-------- Material shown --------
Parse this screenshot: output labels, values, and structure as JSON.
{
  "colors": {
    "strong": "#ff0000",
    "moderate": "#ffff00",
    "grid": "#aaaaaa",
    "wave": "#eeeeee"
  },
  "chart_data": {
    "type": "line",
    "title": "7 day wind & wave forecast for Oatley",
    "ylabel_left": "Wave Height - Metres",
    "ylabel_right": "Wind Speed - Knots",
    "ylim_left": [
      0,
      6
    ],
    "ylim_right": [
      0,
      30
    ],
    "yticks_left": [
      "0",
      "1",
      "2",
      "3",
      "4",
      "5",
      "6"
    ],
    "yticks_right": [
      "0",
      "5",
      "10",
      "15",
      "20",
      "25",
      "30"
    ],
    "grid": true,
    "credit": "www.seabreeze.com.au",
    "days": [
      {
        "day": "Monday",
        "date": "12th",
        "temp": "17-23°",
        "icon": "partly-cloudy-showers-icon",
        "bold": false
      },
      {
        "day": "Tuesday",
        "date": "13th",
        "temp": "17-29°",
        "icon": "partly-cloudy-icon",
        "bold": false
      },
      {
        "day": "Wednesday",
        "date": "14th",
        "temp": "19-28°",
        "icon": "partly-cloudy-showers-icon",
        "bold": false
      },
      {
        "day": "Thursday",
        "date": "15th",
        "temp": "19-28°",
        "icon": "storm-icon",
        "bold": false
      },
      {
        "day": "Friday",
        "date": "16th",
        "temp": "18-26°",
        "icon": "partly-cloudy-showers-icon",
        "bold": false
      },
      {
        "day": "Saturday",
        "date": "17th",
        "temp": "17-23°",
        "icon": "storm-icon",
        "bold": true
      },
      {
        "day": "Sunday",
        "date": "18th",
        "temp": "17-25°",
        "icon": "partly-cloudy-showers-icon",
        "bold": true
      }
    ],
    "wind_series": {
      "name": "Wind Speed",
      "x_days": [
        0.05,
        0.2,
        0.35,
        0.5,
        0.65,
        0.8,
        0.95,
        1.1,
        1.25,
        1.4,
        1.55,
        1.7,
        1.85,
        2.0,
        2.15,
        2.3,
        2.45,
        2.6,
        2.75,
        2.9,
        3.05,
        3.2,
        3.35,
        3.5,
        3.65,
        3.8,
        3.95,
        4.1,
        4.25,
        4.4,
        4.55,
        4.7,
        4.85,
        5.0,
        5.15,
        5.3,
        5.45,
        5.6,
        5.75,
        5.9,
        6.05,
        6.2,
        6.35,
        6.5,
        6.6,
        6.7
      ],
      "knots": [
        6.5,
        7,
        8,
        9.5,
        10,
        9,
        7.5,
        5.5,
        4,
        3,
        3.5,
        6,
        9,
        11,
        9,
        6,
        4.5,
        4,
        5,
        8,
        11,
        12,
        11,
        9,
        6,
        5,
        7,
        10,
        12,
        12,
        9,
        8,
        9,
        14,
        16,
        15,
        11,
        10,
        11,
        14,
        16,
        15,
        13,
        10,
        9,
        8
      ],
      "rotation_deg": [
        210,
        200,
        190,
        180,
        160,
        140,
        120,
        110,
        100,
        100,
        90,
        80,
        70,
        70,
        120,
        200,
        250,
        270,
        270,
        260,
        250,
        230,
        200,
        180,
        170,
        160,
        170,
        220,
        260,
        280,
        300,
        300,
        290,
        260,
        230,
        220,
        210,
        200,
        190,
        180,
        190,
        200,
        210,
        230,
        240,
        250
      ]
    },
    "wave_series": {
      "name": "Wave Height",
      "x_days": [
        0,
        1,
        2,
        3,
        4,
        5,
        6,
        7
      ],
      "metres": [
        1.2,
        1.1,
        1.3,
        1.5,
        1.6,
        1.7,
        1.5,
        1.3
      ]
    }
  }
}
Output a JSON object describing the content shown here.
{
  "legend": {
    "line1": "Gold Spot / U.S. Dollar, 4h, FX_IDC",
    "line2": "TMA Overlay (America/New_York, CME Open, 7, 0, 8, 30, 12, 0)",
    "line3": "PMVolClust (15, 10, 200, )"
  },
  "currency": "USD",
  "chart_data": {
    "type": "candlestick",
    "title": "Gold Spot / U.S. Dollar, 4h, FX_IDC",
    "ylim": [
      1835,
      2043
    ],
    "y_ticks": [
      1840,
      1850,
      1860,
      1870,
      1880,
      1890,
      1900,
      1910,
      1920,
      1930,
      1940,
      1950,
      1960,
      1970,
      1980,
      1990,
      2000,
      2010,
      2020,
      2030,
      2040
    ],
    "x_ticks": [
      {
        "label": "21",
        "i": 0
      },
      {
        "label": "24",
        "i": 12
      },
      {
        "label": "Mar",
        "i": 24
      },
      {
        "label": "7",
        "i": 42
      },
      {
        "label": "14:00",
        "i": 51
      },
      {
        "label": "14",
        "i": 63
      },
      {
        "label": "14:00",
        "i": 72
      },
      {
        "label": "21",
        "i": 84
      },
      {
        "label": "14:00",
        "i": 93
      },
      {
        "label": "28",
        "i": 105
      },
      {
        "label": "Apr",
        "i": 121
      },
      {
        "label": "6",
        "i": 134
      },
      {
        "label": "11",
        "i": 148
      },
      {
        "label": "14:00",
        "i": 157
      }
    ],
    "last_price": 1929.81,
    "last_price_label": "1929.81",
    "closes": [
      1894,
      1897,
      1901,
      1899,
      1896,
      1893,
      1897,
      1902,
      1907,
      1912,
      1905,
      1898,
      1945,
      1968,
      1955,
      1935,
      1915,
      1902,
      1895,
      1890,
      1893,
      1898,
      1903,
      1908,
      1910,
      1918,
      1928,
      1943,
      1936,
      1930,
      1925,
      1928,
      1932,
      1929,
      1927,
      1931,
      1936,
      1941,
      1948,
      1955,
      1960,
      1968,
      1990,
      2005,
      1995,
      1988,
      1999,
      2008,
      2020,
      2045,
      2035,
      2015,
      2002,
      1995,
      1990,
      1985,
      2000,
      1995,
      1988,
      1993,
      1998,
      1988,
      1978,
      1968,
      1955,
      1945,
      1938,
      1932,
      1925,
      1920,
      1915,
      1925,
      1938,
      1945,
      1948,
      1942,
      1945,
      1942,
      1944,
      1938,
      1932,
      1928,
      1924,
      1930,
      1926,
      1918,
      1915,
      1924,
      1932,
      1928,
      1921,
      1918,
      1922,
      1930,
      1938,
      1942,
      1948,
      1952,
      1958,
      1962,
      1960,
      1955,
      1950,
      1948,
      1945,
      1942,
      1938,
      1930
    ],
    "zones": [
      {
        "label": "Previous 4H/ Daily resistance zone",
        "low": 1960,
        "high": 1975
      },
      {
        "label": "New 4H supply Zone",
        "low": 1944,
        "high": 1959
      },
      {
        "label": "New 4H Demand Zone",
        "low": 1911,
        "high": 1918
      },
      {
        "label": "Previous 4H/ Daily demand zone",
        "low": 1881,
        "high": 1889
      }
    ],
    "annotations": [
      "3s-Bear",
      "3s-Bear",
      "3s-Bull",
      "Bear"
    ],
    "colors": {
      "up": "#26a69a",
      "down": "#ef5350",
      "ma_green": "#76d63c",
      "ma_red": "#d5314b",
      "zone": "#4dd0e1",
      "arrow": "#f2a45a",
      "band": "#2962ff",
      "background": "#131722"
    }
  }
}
--------
◆ **To be done**: From the listing above, collect every line that mentions the word "temp".

◆ **Expected answer**:
        "temp": "17-23°",
        "temp": "17-29°",
        "temp": "19-28°",
        "temp": "19-28°",
        "temp": "18-26°",
        "temp": "17-23°",
        "temp": "17-25°",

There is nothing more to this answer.